[Dataset items]
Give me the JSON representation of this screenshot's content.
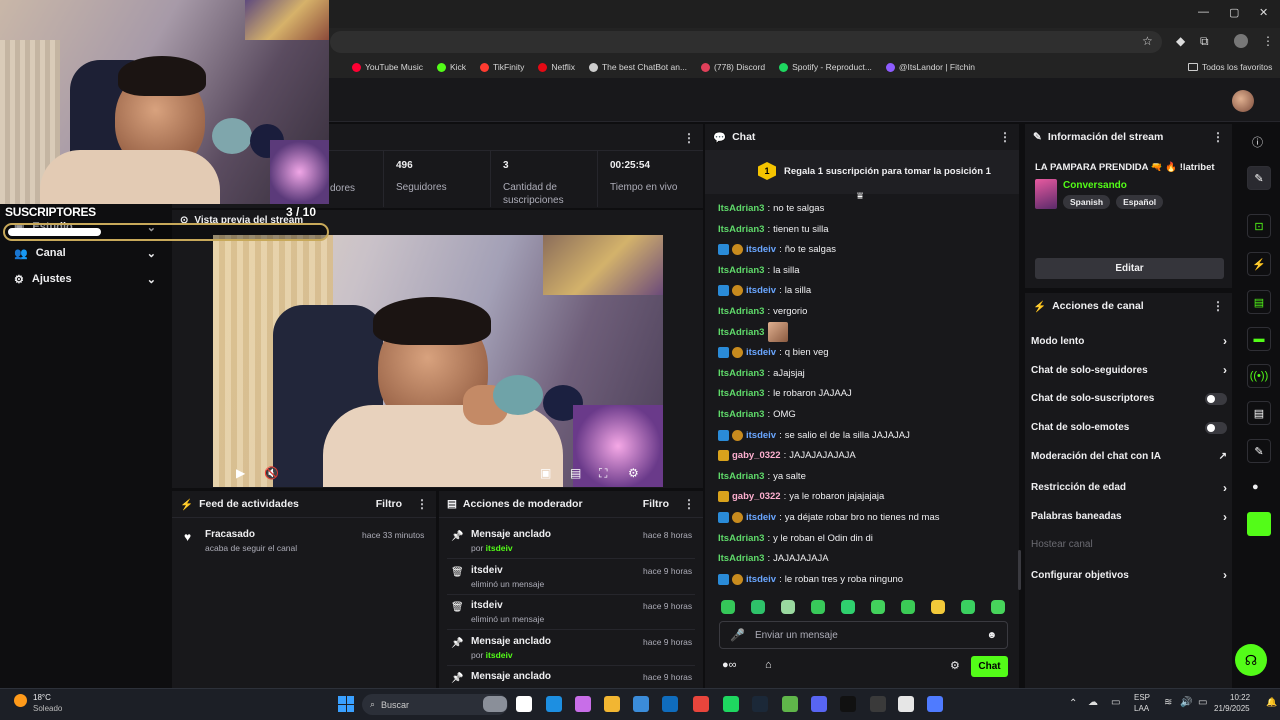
{
  "browser": {
    "bookmarks": [
      {
        "label": "YouTube Music",
        "color": "#ff0033"
      },
      {
        "label": "Kick",
        "color": "#53fc18"
      },
      {
        "label": "TikFinity",
        "color": "#ff3b30"
      },
      {
        "label": "Netflix",
        "color": "#e50914"
      },
      {
        "label": "The best ChatBot an...",
        "color": "#cccccc"
      },
      {
        "label": "(778) Discord",
        "color": "#e0405a"
      },
      {
        "label": "Spotify - Reproduct...",
        "color": "#1ed760"
      },
      {
        "label": "@ItsLandor | Fitchin",
        "color": "#8e5cff"
      }
    ],
    "all_bookmarks": "Todos los favoritos"
  },
  "overlay": {
    "subs_title": "SUSCRIPTORES",
    "subs_count": "3  / 10",
    "subs_progress": 0.3
  },
  "sidebar": {
    "items": [
      {
        "label": "Estudio",
        "icon": "studio-icon"
      },
      {
        "label": "Canal",
        "icon": "users-icon"
      },
      {
        "label": "Ajustes",
        "icon": "gear-icon"
      }
    ]
  },
  "stats": [
    {
      "value": "",
      "caption": "dores"
    },
    {
      "value": "496",
      "caption": "Seguidores"
    },
    {
      "value": "3",
      "caption": "Cantidad de suscripciones"
    },
    {
      "value": "00:25:54",
      "caption": "Tiempo en vivo"
    }
  ],
  "preview": {
    "title": "Vista previa del stream"
  },
  "feed": {
    "title": "Feed de actividades",
    "filter": "Filtro",
    "items": [
      {
        "name": "Fracasado",
        "desc": "acaba de seguir el canal",
        "time": "hace 33 minutos"
      }
    ]
  },
  "modactions": {
    "title": "Acciones de moderador",
    "filter": "Filtro",
    "items": [
      {
        "title": "Mensaje anclado",
        "sub_prefix": "por ",
        "sub_user": "itsdeiv",
        "time": "hace 8 horas",
        "icon": "pin-icon"
      },
      {
        "title": "itsdeiv",
        "sub_prefix": "eliminó un mensaje",
        "sub_user": "",
        "time": "hace 9 horas",
        "icon": "trash-icon"
      },
      {
        "title": "itsdeiv",
        "sub_prefix": "eliminó un mensaje",
        "sub_user": "",
        "time": "hace 9 horas",
        "icon": "trash-icon"
      },
      {
        "title": "Mensaje anclado",
        "sub_prefix": "por ",
        "sub_user": "itsdeiv",
        "time": "hace 9 horas",
        "icon": "pin-icon"
      },
      {
        "title": "Mensaje anclado",
        "sub_prefix": "",
        "sub_user": "",
        "time": "hace 9 horas",
        "icon": "pin-icon"
      }
    ]
  },
  "chat": {
    "title": "Chat",
    "pinned_number": "1",
    "pinned_text": "Regala 1 suscripción para tomar la posición 1",
    "messages": [
      {
        "user": "ItsAdrian3",
        "color": "green",
        "badges": [],
        "text": "no te salgas"
      },
      {
        "user": "ItsAdrian3",
        "color": "green",
        "badges": [],
        "text": "tienen tu silla"
      },
      {
        "user": "itsdeiv",
        "color": "blue",
        "badges": [
          "mod",
          "sub"
        ],
        "text": "ño te salgas"
      },
      {
        "user": "ItsAdrian3",
        "color": "green",
        "badges": [],
        "text": "la silla"
      },
      {
        "user": "itsdeiv",
        "color": "blue",
        "badges": [
          "mod",
          "sub"
        ],
        "text": "la silla"
      },
      {
        "user": "ItsAdrian3",
        "color": "green",
        "badges": [],
        "text": "vergorio"
      },
      {
        "user": "ItsAdrian3",
        "color": "green",
        "badges": [],
        "text": ""
      },
      {
        "user": "itsdeiv",
        "color": "blue",
        "badges": [
          "mod",
          "sub"
        ],
        "text": "q bien veg"
      },
      {
        "user": "ItsAdrian3",
        "color": "green",
        "badges": [],
        "text": "aJajsjaj"
      },
      {
        "user": "ItsAdrian3",
        "color": "green",
        "badges": [],
        "text": "le robaron JAJAAJ"
      },
      {
        "user": "ItsAdrian3",
        "color": "green",
        "badges": [],
        "text": "OMG"
      },
      {
        "user": "itsdeiv",
        "color": "blue",
        "badges": [
          "mod",
          "sub"
        ],
        "text": "se salio el de la silla JAJAJAJ"
      },
      {
        "user": "gaby_0322",
        "color": "pink",
        "badges": [
          "crown"
        ],
        "text": "JAJAJAJAJAJA"
      },
      {
        "user": "ItsAdrian3",
        "color": "green",
        "badges": [],
        "text": "ya salte"
      },
      {
        "user": "gaby_0322",
        "color": "pink",
        "badges": [
          "crown"
        ],
        "text": "ya le robaron jajajajaja"
      },
      {
        "user": "itsdeiv",
        "color": "blue",
        "badges": [
          "mod",
          "sub"
        ],
        "text": "ya déjate robar bro no tienes nd mas"
      },
      {
        "user": "ItsAdrian3",
        "color": "green",
        "badges": [],
        "text": "y le roban el Odin din di"
      },
      {
        "user": "ItsAdrian3",
        "color": "green",
        "badges": [],
        "text": "JAJAJAJAJA"
      },
      {
        "user": "itsdeiv",
        "color": "blue",
        "badges": [
          "mod",
          "sub"
        ],
        "text": "le roban tres y roba ninguno"
      }
    ],
    "input_placeholder": "Enviar un mensaje",
    "send_label": "Chat"
  },
  "streaminfo": {
    "title": "Información del stream",
    "stream_title": "LA PAMPARA PRENDIDA 🔫 🔥 !latribet",
    "category": "Conversando",
    "tags": [
      "Spanish",
      "Español"
    ],
    "edit_label": "Editar"
  },
  "channelactions": {
    "title": "Acciones de canal",
    "items": [
      {
        "label": "Modo lento",
        "control": "chevron"
      },
      {
        "label": "Chat de solo-seguidores",
        "control": "chevron"
      },
      {
        "label": "Chat de solo-suscriptores",
        "control": "toggle"
      },
      {
        "label": "Chat de solo-emotes",
        "control": "toggle"
      },
      {
        "label": "Moderación del chat con IA",
        "control": "external"
      },
      {
        "label": "Restricción de edad",
        "control": "chevron"
      },
      {
        "label": "Palabras baneadas",
        "control": "chevron"
      },
      {
        "label": "Hostear canal",
        "control": "none"
      },
      {
        "label": "Configurar objetivos",
        "control": "chevron"
      }
    ]
  },
  "taskbar": {
    "weather_temp": "18°C",
    "weather_desc": "Soleado",
    "search_placeholder": "Buscar",
    "lang1": "ESP",
    "lang2": "LAA",
    "time": "10:22",
    "date": "21/9/2025"
  },
  "colors": {
    "accent": "#53fc18",
    "panel": "#18181b",
    "bg": "#0e0e10"
  }
}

● Directive
Keep the pictures out of the copy and write out the data exactly as it stands.

● Complete response
Give me the JSON representation of this screenshot's content.
{
  "browser": {
    "bookmarks": [
      {
        "label": "YouTube Music",
        "color": "#ff0033"
      },
      {
        "label": "Kick",
        "color": "#53fc18"
      },
      {
        "label": "TikFinity",
        "color": "#ff3b30"
      },
      {
        "label": "Netflix",
        "color": "#e50914"
      },
      {
        "label": "The best ChatBot an...",
        "color": "#cccccc"
      },
      {
        "label": "(778) Discord",
        "color": "#e0405a"
      },
      {
        "label": "Spotify - Reproduct...",
        "color": "#1ed760"
      },
      {
        "label": "@ItsLandor | Fitchin",
        "color": "#8e5cff"
      }
    ],
    "all_bookmarks": "Todos los favoritos"
  },
  "overlay": {
    "subs_title": "SUSCRIPTORES",
    "subs_count": "3  / 10",
    "subs_progress": 0.3
  },
  "sidebar": {
    "items": [
      {
        "label": "Estudio",
        "icon": "studio-icon"
      },
      {
        "label": "Canal",
        "icon": "users-icon"
      },
      {
        "label": "Ajustes",
        "icon": "gear-icon"
      }
    ]
  },
  "stats": [
    {
      "value": "",
      "caption": "dores"
    },
    {
      "value": "496",
      "caption": "Seguidores"
    },
    {
      "value": "3",
      "caption": "Cantidad de suscripciones"
    },
    {
      "value": "00:25:54",
      "caption": "Tiempo en vivo"
    }
  ],
  "preview": {
    "title": "Vista previa del stream"
  },
  "feed": {
    "title": "Feed de actividades",
    "filter": "Filtro",
    "items": [
      {
        "name": "Fracasado",
        "desc": "acaba de seguir el canal",
        "time": "hace 33 minutos"
      }
    ]
  },
  "modactions": {
    "title": "Acciones de moderador",
    "filter": "Filtro",
    "items": [
      {
        "title": "Mensaje anclado",
        "sub_prefix": "por ",
        "sub_user": "itsdeiv",
        "time": "hace 8 horas",
        "icon": "pin-icon"
      },
      {
        "title": "itsdeiv",
        "sub_prefix": "eliminó un mensaje",
        "sub_user": "",
        "time": "hace 9 horas",
        "icon": "trash-icon"
      },
      {
        "title": "itsdeiv",
        "sub_prefix": "eliminó un mensaje",
        "sub_user": "",
        "time": "hace 9 horas",
        "icon": "trash-icon"
      },
      {
        "title": "Mensaje anclado",
        "sub_prefix": "por ",
        "sub_user": "itsdeiv",
        "time": "hace 9 horas",
        "icon": "pin-icon"
      },
      {
        "title": "Mensaje anclado",
        "sub_prefix": "",
        "sub_user": "",
        "time": "hace 9 horas",
        "icon": "pin-icon"
      }
    ]
  },
  "chat": {
    "title": "Chat",
    "pinned_number": "1",
    "pinned_text": "Regala 1 suscripción para tomar la posición 1",
    "messages": [
      {
        "user": "ItsAdrian3",
        "color": "green",
        "badges": [],
        "text": "no te salgas"
      },
      {
        "user": "ItsAdrian3",
        "color": "green",
        "badges": [],
        "text": "tienen tu silla"
      },
      {
        "user": "itsdeiv",
        "color": "blue",
        "badges": [
          "mod",
          "sub"
        ],
        "text": "ño te salgas"
      },
      {
        "user": "ItsAdrian3",
        "color": "green",
        "badges": [],
        "text": "la silla"
      },
      {
        "user": "itsdeiv",
        "color": "blue",
        "badges": [
          "mod",
          "sub"
        ],
        "text": "la silla"
      },
      {
        "user": "ItsAdrian3",
        "color": "green",
        "badges": [],
        "text": "vergorio"
      },
      {
        "user": "ItsAdrian3",
        "color": "green",
        "badges": [],
        "text": ""
      },
      {
        "user": "itsdeiv",
        "color": "blue",
        "badges": [
          "mod",
          "sub"
        ],
        "text": "q bien veg"
      },
      {
        "user": "ItsAdrian3",
        "color": "green",
        "badges": [],
        "text": "aJajsjaj"
      },
      {
        "user": "ItsAdrian3",
        "color": "green",
        "badges": [],
        "text": "le robaron JAJAAJ"
      },
      {
        "user": "ItsAdrian3",
        "color": "green",
        "badges": [],
        "text": "OMG"
      },
      {
        "user": "itsdeiv",
        "color": "blue",
        "badges": [
          "mod",
          "sub"
        ],
        "text": "se salio el de la silla JAJAJAJ"
      },
      {
        "user": "gaby_0322",
        "color": "pink",
        "badges": [
          "crown"
        ],
        "text": "JAJAJAJAJAJA"
      },
      {
        "user": "ItsAdrian3",
        "color": "green",
        "badges": [],
        "text": "ya salte"
      },
      {
        "user": "gaby_0322",
        "color": "pink",
        "badges": [
          "crown"
        ],
        "text": "ya le robaron jajajajaja"
      },
      {
        "user": "itsdeiv",
        "color": "blue",
        "badges": [
          "mod",
          "sub"
        ],
        "text": "ya déjate robar bro no tienes nd mas"
      },
      {
        "user": "ItsAdrian3",
        "color": "green",
        "badges": [],
        "text": "y le roban el Odin din di"
      },
      {
        "user": "ItsAdrian3",
        "color": "green",
        "badges": [],
        "text": "JAJAJAJAJA"
      },
      {
        "user": "itsdeiv",
        "color": "blue",
        "badges": [
          "mod",
          "sub"
        ],
        "text": "le roban tres y roba ninguno"
      }
    ],
    "input_placeholder": "Enviar un mensaje",
    "send_label": "Chat"
  },
  "streaminfo": {
    "title": "Información del stream",
    "stream_title": "LA PAMPARA PRENDIDA 🔫 🔥 !latribet",
    "category": "Conversando",
    "tags": [
      "Spanish",
      "Español"
    ],
    "edit_label": "Editar"
  },
  "channelactions": {
    "title": "Acciones de canal",
    "items": [
      {
        "label": "Modo lento",
        "control": "chevron"
      },
      {
        "label": "Chat de solo-seguidores",
        "control": "chevron"
      },
      {
        "label": "Chat de solo-suscriptores",
        "control": "toggle"
      },
      {
        "label": "Chat de solo-emotes",
        "control": "toggle"
      },
      {
        "label": "Moderación del chat con IA",
        "control": "external"
      },
      {
        "label": "Restricción de edad",
        "control": "chevron"
      },
      {
        "label": "Palabras baneadas",
        "control": "chevron"
      },
      {
        "label": "Hostear canal",
        "control": "none"
      },
      {
        "label": "Configurar objetivos",
        "control": "chevron"
      }
    ]
  },
  "taskbar": {
    "weather_temp": "18°C",
    "weather_desc": "Soleado",
    "search_placeholder": "Buscar",
    "lang1": "ESP",
    "lang2": "LAA",
    "time": "10:22",
    "date": "21/9/2025"
  },
  "colors": {
    "accent": "#53fc18",
    "panel": "#18181b",
    "bg": "#0e0e10"
  }
}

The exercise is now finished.